• _Data to process_:

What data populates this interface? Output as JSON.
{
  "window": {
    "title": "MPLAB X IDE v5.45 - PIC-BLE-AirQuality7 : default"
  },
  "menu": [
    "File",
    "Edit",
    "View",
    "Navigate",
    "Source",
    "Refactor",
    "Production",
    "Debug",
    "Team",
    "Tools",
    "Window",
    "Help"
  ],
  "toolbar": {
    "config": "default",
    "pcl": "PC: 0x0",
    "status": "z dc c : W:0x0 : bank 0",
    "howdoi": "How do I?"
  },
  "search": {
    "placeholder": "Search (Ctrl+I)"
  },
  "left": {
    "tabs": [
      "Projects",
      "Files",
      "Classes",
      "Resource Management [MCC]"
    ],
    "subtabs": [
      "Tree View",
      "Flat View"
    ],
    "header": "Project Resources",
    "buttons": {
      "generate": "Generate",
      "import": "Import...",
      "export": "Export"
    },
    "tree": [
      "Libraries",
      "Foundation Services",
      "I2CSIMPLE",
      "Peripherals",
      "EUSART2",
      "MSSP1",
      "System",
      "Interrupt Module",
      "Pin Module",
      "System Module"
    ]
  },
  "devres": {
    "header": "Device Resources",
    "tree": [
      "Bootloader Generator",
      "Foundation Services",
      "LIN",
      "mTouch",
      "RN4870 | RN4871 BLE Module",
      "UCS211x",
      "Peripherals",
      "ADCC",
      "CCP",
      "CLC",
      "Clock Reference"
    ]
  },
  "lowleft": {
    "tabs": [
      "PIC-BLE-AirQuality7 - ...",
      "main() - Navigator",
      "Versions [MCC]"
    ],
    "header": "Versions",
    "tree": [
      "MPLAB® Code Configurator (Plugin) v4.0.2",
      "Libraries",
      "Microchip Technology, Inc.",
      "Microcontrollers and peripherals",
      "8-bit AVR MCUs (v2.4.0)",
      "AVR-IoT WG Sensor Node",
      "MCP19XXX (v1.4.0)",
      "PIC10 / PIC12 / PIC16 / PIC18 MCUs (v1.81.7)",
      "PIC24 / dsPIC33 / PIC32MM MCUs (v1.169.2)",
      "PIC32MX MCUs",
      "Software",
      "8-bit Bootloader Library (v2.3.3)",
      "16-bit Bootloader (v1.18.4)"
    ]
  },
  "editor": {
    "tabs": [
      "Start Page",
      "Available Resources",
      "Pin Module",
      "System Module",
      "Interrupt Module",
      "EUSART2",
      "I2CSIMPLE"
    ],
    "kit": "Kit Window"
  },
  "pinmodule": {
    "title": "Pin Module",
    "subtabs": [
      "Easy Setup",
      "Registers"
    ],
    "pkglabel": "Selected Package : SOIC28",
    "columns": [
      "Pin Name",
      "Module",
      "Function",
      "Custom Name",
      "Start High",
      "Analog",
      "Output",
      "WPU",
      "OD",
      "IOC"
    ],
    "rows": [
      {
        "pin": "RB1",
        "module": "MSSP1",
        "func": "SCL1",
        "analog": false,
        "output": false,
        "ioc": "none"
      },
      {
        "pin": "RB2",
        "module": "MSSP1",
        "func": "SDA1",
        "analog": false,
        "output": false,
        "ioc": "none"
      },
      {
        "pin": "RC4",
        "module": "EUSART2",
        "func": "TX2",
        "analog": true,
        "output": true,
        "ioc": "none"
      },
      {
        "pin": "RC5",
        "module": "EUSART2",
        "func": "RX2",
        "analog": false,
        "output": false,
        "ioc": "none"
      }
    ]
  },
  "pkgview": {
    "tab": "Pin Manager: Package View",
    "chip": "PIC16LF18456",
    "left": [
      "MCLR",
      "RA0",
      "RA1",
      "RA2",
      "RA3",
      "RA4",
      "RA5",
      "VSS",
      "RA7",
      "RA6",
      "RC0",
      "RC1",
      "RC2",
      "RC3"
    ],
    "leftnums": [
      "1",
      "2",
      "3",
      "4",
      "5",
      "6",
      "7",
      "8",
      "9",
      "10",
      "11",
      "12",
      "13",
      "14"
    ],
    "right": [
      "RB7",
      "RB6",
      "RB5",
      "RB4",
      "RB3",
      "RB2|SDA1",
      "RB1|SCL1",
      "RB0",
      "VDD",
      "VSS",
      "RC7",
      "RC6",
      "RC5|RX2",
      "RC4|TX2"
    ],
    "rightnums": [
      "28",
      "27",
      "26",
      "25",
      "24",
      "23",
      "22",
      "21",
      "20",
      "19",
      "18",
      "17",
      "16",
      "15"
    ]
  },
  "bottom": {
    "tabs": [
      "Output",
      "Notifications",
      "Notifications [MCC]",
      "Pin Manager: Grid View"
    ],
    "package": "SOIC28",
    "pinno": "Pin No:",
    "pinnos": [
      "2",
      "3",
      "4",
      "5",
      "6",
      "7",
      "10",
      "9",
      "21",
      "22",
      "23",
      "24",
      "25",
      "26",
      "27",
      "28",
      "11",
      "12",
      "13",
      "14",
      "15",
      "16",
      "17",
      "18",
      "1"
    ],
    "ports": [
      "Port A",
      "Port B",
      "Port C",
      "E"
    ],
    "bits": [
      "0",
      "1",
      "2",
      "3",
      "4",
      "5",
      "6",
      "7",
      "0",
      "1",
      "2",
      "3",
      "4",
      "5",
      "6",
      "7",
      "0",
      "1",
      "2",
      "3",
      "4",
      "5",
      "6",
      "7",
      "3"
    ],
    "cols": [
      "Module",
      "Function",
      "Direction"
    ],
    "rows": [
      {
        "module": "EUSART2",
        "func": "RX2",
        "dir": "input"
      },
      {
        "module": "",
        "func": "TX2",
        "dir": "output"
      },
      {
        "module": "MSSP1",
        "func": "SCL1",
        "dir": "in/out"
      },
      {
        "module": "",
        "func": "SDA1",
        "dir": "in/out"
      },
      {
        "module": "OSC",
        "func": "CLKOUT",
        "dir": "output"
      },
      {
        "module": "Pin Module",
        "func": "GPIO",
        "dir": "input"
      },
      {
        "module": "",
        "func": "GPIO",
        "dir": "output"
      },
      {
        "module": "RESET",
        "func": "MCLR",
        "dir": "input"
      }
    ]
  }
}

• _Task directions_: All of the lines above must be returned exactly.

• _Response for this exercise_:
What data populates this interface? Output as JSON.
{
  "window": {
    "title": "MPLAB X IDE v5.45 - PIC-BLE-AirQuality7 : default"
  },
  "menu": [
    "File",
    "Edit",
    "View",
    "Navigate",
    "Source",
    "Refactor",
    "Production",
    "Debug",
    "Team",
    "Tools",
    "Window",
    "Help"
  ],
  "toolbar": {
    "config": "default",
    "pcl": "PC: 0x0",
    "status": "z dc c : W:0x0 : bank 0",
    "howdoi": "How do I?"
  },
  "search": {
    "placeholder": "Search (Ctrl+I)"
  },
  "left": {
    "tabs": [
      "Projects",
      "Files",
      "Classes",
      "Resource Management [MCC]"
    ],
    "subtabs": [
      "Tree View",
      "Flat View"
    ],
    "header": "Project Resources",
    "buttons": {
      "generate": "Generate",
      "import": "Import...",
      "export": "Export"
    },
    "tree": [
      "Libraries",
      "Foundation Services",
      "I2CSIMPLE",
      "Peripherals",
      "EUSART2",
      "MSSP1",
      "System",
      "Interrupt Module",
      "Pin Module",
      "System Module"
    ]
  },
  "devres": {
    "header": "Device Resources",
    "tree": [
      "Bootloader Generator",
      "Foundation Services",
      "LIN",
      "mTouch",
      "RN4870 | RN4871 BLE Module",
      "UCS211x",
      "Peripherals",
      "ADCC",
      "CCP",
      "CLC",
      "Clock Reference"
    ]
  },
  "lowleft": {
    "tabs": [
      "PIC-BLE-AirQuality7 - ...",
      "main() - Navigator",
      "Versions [MCC]"
    ],
    "header": "Versions",
    "tree": [
      "MPLAB® Code Configurator (Plugin) v4.0.2",
      "Libraries",
      "Microchip Technology, Inc.",
      "Microcontrollers and peripherals",
      "8-bit AVR MCUs (v2.4.0)",
      "AVR-IoT WG Sensor Node",
      "MCP19XXX (v1.4.0)",
      "PIC10 / PIC12 / PIC16 / PIC18 MCUs (v1.81.7)",
      "PIC24 / dsPIC33 / PIC32MM MCUs (v1.169.2)",
      "PIC32MX MCUs",
      "Software",
      "8-bit Bootloader Library (v2.3.3)",
      "16-bit Bootloader (v1.18.4)"
    ]
  },
  "editor": {
    "tabs": [
      "Start Page",
      "Available Resources",
      "Pin Module",
      "System Module",
      "Interrupt Module",
      "EUSART2",
      "I2CSIMPLE"
    ],
    "kit": "Kit Window"
  },
  "pinmodule": {
    "title": "Pin Module",
    "subtabs": [
      "Easy Setup",
      "Registers"
    ],
    "pkglabel": "Selected Package : SOIC28",
    "columns": [
      "Pin Name",
      "Module",
      "Function",
      "Custom Name",
      "Start High",
      "Analog",
      "Output",
      "WPU",
      "OD",
      "IOC"
    ],
    "rows": [
      {
        "pin": "RB1",
        "module": "MSSP1",
        "func": "SCL1",
        "analog": false,
        "output": false,
        "ioc": "none"
      },
      {
        "pin": "RB2",
        "module": "MSSP1",
        "func": "SDA1",
        "analog": false,
        "output": false,
        "ioc": "none"
      },
      {
        "pin": "RC4",
        "module": "EUSART2",
        "func": "TX2",
        "analog": true,
        "output": true,
        "ioc": "none"
      },
      {
        "pin": "RC5",
        "module": "EUSART2",
        "func": "RX2",
        "analog": false,
        "output": false,
        "ioc": "none"
      }
    ]
  },
  "pkgview": {
    "tab": "Pin Manager: Package View",
    "chip": "PIC16LF18456",
    "left": [
      "MCLR",
      "RA0",
      "RA1",
      "RA2",
      "RA3",
      "RA4",
      "RA5",
      "VSS",
      "RA7",
      "RA6",
      "RC0",
      "RC1",
      "RC2",
      "RC3"
    ],
    "leftnums": [
      "1",
      "2",
      "3",
      "4",
      "5",
      "6",
      "7",
      "8",
      "9",
      "10",
      "11",
      "12",
      "13",
      "14"
    ],
    "right": [
      "RB7",
      "RB6",
      "RB5",
      "RB4",
      "RB3",
      "RB2|SDA1",
      "RB1|SCL1",
      "RB0",
      "VDD",
      "VSS",
      "RC7",
      "RC6",
      "RC5|RX2",
      "RC4|TX2"
    ],
    "rightnums": [
      "28",
      "27",
      "26",
      "25",
      "24",
      "23",
      "22",
      "21",
      "20",
      "19",
      "18",
      "17",
      "16",
      "15"
    ]
  },
  "bottom": {
    "tabs": [
      "Output",
      "Notifications",
      "Notifications [MCC]",
      "Pin Manager: Grid View"
    ],
    "package": "SOIC28",
    "pinno": "Pin No:",
    "pinnos": [
      "2",
      "3",
      "4",
      "5",
      "6",
      "7",
      "10",
      "9",
      "21",
      "22",
      "23",
      "24",
      "25",
      "26",
      "27",
      "28",
      "11",
      "12",
      "13",
      "14",
      "15",
      "16",
      "17",
      "18",
      "1"
    ],
    "ports": [
      "Port A",
      "Port B",
      "Port C",
      "E"
    ],
    "bits": [
      "0",
      "1",
      "2",
      "3",
      "4",
      "5",
      "6",
      "7",
      "0",
      "1",
      "2",
      "3",
      "4",
      "5",
      "6",
      "7",
      "0",
      "1",
      "2",
      "3",
      "4",
      "5",
      "6",
      "7",
      "3"
    ],
    "cols": [
      "Module",
      "Function",
      "Direction"
    ],
    "rows": [
      {
        "module": "EUSART2",
        "func": "RX2",
        "dir": "input"
      },
      {
        "module": "",
        "func": "TX2",
        "dir": "output"
      },
      {
        "module": "MSSP1",
        "func": "SCL1",
        "dir": "in/out"
      },
      {
        "module": "",
        "func": "SDA1",
        "dir": "in/out"
      },
      {
        "module": "OSC",
        "func": "CLKOUT",
        "dir": "output"
      },
      {
        "module": "Pin Module",
        "func": "GPIO",
        "dir": "input"
      },
      {
        "module": "",
        "func": "GPIO",
        "dir": "output"
      },
      {
        "module": "RESET",
        "func": "MCLR",
        "dir": "input"
      }
    ]
  }
}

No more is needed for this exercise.